__Reading text__
- - -
# Needs Help deciding on a Clearomiser



## Johan Marais (8/6/15)

Hi Guys

Forgive me if this is not in the right section, only joined this morning & still trying to find out where this post needs to go. I currently use an E-Leaf iStick 30W Mod with an Aspire Nautulous Mini 2ml Tank. I really enjoy this and the battry life is fantastic, the problem I am having is the iStick scratches very easily and want to sell the complete unit to my sister so thinking I want to buy a complete new Mod & Tank. I have made up my mind on the MOD, I just want to know/get some reviews on the Tank. I am going to take this mod: http://eciggies.co.za/MODS-and-MOD-Batteries/ASPIRE-30Watt MOD-Pass-Thru-1900mAh)

I want to know if anyone can tell me if this Tank/Clearomiser is worth it? 
http://eciggies.co.za/Dual-Coil-Clearomizers/Subtank-Nano

Much Appreciated


----------



## zadiac (8/6/15)

Depends on how you vape. Mouth to lung or straight lung hits? That will be one of your deciding factors.


----------



## Johan Marais (8/6/15)

zadiac said:


> Depends on how you vape. Mouth to lung or straight lung hits? That will be one of your deciding factors.



I do Mouth to Lungs


----------



## zadiac (8/6/15)

Yeah, in that department I won't be able to guide you as I only do strait to lung. None of my devices are mouth to lung, but I'm sure the other mouth-to-lungers will comment on here soon.


----------



## free3dom (8/6/15)
- - -
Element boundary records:
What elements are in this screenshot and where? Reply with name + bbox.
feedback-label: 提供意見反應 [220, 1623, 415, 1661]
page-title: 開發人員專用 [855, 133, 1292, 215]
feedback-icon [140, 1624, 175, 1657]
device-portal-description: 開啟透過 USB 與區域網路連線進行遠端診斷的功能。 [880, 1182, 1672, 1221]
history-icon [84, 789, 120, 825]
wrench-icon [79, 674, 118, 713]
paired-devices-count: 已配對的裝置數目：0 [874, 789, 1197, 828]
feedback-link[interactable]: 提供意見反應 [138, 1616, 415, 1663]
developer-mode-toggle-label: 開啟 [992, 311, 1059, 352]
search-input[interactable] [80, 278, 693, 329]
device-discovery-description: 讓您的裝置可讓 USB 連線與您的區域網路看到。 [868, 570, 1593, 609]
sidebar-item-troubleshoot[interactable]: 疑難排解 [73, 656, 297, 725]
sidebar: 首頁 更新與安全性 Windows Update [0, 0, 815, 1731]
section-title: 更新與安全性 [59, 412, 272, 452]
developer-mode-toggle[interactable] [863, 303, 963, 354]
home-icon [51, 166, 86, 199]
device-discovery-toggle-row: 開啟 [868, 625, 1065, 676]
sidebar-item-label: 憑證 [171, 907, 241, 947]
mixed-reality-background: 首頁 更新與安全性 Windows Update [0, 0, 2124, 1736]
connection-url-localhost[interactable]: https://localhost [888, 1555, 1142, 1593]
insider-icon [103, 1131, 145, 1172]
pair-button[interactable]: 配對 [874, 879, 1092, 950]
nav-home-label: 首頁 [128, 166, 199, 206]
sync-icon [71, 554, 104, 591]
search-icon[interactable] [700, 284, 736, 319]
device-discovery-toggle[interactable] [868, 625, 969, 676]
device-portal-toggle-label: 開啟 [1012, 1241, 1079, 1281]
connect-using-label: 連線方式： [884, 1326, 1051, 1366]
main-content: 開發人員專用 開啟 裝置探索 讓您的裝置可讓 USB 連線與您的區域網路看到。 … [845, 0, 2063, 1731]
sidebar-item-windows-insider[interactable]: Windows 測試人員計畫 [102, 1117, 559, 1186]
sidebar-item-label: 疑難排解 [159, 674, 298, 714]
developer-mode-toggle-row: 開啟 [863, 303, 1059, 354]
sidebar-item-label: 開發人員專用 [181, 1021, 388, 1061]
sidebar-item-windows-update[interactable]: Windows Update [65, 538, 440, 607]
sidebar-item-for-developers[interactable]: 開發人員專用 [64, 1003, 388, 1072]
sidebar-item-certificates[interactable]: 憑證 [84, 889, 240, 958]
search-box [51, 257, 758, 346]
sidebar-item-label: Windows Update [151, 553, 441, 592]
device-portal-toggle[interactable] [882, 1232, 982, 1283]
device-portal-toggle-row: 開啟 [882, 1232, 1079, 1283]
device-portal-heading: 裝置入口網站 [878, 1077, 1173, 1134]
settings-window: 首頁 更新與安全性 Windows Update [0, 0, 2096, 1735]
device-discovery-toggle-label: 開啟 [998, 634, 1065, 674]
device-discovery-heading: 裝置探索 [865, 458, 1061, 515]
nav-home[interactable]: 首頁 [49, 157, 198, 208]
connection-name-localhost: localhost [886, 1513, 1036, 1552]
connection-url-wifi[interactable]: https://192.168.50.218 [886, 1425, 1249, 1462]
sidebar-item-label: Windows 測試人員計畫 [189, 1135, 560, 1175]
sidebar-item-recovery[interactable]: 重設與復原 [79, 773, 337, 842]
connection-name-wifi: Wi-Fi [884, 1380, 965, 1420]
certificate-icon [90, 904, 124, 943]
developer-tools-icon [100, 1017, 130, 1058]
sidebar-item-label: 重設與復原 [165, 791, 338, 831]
- - -
__To be done__
1. In the clearomiser thread, rewrite the passage from "Yeah, in that" up to and including "on here soon.", substituting "mods" for "devices".
2. Which usernames post in the clearomiser thread? Name each one once.

__Expected results__
1.
Yeah, in that department I won't be able to guide you as I only do strait to lung. None of my mods are mouth to lung, but I'm sure the other mouth-to-lungers will comment on here soon.

2.
Johan Marais
zadiac
free3dom